== Stored rows
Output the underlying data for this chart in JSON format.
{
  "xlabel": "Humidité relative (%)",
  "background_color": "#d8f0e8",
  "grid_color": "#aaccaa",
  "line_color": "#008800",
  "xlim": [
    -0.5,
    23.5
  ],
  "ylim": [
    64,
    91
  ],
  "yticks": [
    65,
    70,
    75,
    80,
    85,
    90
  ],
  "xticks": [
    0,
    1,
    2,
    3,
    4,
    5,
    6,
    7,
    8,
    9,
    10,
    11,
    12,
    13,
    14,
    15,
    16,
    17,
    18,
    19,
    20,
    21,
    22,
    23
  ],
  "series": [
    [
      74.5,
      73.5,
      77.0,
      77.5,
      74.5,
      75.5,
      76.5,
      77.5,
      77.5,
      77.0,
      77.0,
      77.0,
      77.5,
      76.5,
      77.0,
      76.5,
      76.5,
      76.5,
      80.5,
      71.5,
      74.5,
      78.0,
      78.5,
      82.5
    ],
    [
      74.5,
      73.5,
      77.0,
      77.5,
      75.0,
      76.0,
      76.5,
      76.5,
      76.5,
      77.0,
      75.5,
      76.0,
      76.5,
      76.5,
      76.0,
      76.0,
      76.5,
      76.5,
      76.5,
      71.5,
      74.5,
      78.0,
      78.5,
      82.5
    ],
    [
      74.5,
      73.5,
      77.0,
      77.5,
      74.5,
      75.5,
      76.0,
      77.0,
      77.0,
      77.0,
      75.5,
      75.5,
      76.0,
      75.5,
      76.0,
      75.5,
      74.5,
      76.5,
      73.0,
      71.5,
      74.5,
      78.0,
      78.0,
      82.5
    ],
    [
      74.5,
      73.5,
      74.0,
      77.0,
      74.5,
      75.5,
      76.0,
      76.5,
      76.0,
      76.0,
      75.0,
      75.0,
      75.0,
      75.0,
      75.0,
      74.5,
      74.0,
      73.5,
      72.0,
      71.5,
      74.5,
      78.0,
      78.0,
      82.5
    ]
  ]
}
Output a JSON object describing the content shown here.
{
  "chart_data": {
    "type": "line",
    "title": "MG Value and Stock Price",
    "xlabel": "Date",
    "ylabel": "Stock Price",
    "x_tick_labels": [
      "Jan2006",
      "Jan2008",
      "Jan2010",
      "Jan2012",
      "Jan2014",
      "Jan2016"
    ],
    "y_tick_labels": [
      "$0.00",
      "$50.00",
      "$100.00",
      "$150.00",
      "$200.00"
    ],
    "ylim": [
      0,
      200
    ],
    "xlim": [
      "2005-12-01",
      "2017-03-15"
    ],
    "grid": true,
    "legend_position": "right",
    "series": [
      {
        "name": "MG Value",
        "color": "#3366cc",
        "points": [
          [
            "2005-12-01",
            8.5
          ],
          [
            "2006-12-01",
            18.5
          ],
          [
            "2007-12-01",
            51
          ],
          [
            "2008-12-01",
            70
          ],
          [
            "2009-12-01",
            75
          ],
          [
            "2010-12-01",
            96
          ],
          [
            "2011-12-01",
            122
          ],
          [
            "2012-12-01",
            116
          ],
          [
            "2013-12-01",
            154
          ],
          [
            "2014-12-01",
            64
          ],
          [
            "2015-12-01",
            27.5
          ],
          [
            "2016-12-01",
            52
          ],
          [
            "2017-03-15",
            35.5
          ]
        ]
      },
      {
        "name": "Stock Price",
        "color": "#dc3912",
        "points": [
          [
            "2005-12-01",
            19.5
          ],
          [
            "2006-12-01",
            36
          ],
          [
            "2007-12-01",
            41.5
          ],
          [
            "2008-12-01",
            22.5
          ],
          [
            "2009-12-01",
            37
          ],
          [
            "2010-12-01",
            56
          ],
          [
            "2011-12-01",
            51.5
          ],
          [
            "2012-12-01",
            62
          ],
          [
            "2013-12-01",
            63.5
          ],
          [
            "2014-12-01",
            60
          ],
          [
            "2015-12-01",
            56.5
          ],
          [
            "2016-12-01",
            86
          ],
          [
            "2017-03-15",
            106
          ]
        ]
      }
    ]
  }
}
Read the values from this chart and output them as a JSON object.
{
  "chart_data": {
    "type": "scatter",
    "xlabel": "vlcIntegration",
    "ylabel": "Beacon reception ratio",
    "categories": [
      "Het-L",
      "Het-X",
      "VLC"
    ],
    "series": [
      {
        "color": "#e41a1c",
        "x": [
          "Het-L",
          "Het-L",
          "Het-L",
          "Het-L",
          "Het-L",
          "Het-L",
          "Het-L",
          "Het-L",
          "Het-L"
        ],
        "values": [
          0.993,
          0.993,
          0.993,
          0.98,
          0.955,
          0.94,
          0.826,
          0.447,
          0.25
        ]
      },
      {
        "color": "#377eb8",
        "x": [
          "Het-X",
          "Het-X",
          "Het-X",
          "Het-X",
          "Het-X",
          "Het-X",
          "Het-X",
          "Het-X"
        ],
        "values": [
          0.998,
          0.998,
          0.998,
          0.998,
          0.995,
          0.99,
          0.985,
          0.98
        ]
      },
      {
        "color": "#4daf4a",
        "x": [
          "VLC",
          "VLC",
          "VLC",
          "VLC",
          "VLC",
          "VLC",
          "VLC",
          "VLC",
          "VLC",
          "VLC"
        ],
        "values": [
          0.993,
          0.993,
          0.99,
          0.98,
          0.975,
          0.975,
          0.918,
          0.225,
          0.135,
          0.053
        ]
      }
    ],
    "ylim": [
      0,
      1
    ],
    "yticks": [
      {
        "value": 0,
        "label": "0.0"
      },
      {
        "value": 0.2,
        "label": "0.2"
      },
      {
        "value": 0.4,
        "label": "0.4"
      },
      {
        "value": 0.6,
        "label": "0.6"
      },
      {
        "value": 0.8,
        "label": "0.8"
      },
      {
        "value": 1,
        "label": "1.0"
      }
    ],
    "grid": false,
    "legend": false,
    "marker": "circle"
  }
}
====
→ Short task
Each line above must be reproduced exactly as it stands.

→ Task answer
Output the underlying data for this chart in JSON format.
{
  "xlabel": "Humidité relative (%)",
  "background_color": "#d8f0e8",
  "grid_color": "#aaccaa",
  "line_color": "#008800",
  "xlim": [
    -0.5,
    23.5
  ],
  "ylim": [
    64,
    91
  ],
  "yticks": [
    65,
    70,
    75,
    80,
    85,
    90
  ],
  "xticks": [
    0,
    1,
    2,
    3,
    4,
    5,
    6,
    7,
    8,
    9,
    10,
    11,
    12,
    13,
    14,
    15,
    16,
    17,
    18,
    19,
    20,
    21,
    22,
    23
  ],
  "series": [
    [
      74.5,
      73.5,
      77.0,
      77.5,
      74.5,
      75.5,
      76.5,
      77.5,
      77.5,
      77.0,
      77.0,
      77.0,
      77.5,
      76.5,
      77.0,
      76.5,
      76.5,
      76.5,
      80.5,
      71.5,
      74.5,
      78.0,
      78.5,
      82.5
    ],
    [
      74.5,
      73.5,
      77.0,
      77.5,
      75.0,
      76.0,
      76.5,
      76.5,
      76.5,
      77.0,
      75.5,
      76.0,
      76.5,
      76.5,
      76.0,
      76.0,
      76.5,
      76.5,
      76.5,
      71.5,
      74.5,
      78.0,
      78.5,
      82.5
    ],
    [
      74.5,
      73.5,
      77.0,
      77.5,
      74.5,
      75.5,
      76.0,
      77.0,
      77.0,
      77.0,
      75.5,
      75.5,
      76.0,
      75.5,
      76.0,
      75.5,
      74.5,
      76.5,
      73.0,
      71.5,
      74.5,
      78.0,
      78.0,
      82.5
    ],
    [
      74.5,
      73.5,
      74.0,
      77.0,
      74.5,
      75.5,
      76.0,
      76.5,
      76.0,
      76.0,
      75.0,
      75.0,
      75.0,
      75.0,
      75.0,
      74.5,
      74.0,
      73.5,
      72.0,
      71.5,
      74.5,
      78.0,
      78.0,
      82.5
    ]
  ]
}
Output a JSON object describing the content shown here.
{
  "chart_data": {
    "type": "line",
    "title": "MG Value and Stock Price",
    "xlabel": "Date",
    "ylabel": "Stock Price",
    "x_tick_labels": [
      "Jan2006",
      "Jan2008",
      "Jan2010",
      "Jan2012",
      "Jan2014",
      "Jan2016"
    ],
    "y_tick_labels": [
      "$0.00",
      "$50.00",
      "$100.00",
      "$150.00",
      "$200.00"
    ],
    "ylim": [
      0,
      200
    ],
    "xlim": [
      "2005-12-01",
      "2017-03-15"
    ],
    "grid": true,
    "legend_position": "right",
    "series": [
      {
        "name": "MG Value",
        "color": "#3366cc",
        "points": [
          [
            "2005-12-01",
            8.5
          ],
          [
            "2006-12-01",
            18.5
          ],
          [
            "2007-12-01",
            51
          ],
          [
            "2008-12-01",
            70
          ],
          [
            "2009-12-01",
            75
          ],
          [
            "2010-12-01",
            96
          ],
          [
            "2011-12-01",
            122
          ],
          [
            "2012-12-01",
            116
          ],
          [
            "2013-12-01",
            154
          ],
          [
            "2014-12-01",
            64
          ],
          [
            "2015-12-01",
            27.5
          ],
          [
            "2016-12-01",
            52
          ],
          [
            "2017-03-15",
            35.5
          ]
        ]
      },
      {
        "name": "Stock Price",
        "color": "#dc3912",
        "points": [
          [
            "2005-12-01",
            19.5
          ],
          [
            "2006-12-01",
            36
          ],
          [
            "2007-12-01",
            41.5
          ],
          [
            "2008-12-01",
            22.5
          ],
          [
            "2009-12-01",
            37
          ],
          [
            "2010-12-01",
            56
          ],
          [
            "2011-12-01",
            51.5
          ],
          [
            "2012-12-01",
            62
          ],
          [
            "2013-12-01",
            63.5
          ],
          [
            "2014-12-01",
            60
          ],
          [
            "2015-12-01",
            56.5
          ],
          [
            "2016-12-01",
            86
          ],
          [
            "2017-03-15",
            106
          ]
        ]
      }
    ]
  }
}
Read the values from this chart and output them as a JSON object.
{
  "chart_data": {
    "type": "scatter",
    "xlabel": "vlcIntegration",
    "ylabel": "Beacon reception ratio",
    "categories": [
      "Het-L",
      "Het-X",
      "VLC"
    ],
    "series": [
      {
        "color": "#e41a1c",
        "x": [
          "Het-L",
          "Het-L",
          "Het-L",
          "Het-L",
          "Het-L",
          "Het-L",
          "Het-L",
          "Het-L",
          "Het-L"
        ],
        "values": [
          0.993,
          0.993,
          0.993,
          0.98,
          0.955,
          0.94,
          0.826,
          0.447,
          0.25
        ]
      },
      {
        "color": "#377eb8",
        "x": [
          "Het-X",
          "Het-X",
          "Het-X",
          "Het-X",
          "Het-X",
          "Het-X",
          "Het-X",
          "Het-X"
        ],
        "values": [
          0.998,
          0.998,
          0.998,
          0.998,
          0.995,
          0.99,
          0.985,
          0.98
        ]
      },
      {
        "color": "#4daf4a",
        "x": [
          "VLC",
          "VLC",
          "VLC",
          "VLC",
          "VLC",
          "VLC",
          "VLC",
          "VLC",
          "VLC",
          "VLC"
        ],
        "values": [
          0.993,
          0.993,
          0.99,
          0.98,
          0.975,
          0.975,
          0.918,
          0.225,
          0.135,
          0.053
        ]
      }
    ],
    "ylim": [
      0,
      1
    ],
    "yticks": [
      {
        "value": 0,
        "label": "0.0"
      },
      {
        "value": 0.2,
        "label": "0.2"
      },
      {
        "value": 0.4,
        "label": "0.4"
      },
      {
        "value": 0.6,
        "label": "0.6"
      },
      {
        "value": 0.8,
        "label": "0.8"
      },
      {
        "value": 1,
        "label": "1.0"
      }
    ],
    "grid": false,
    "legend": false,
    "marker": "circle"
  }
}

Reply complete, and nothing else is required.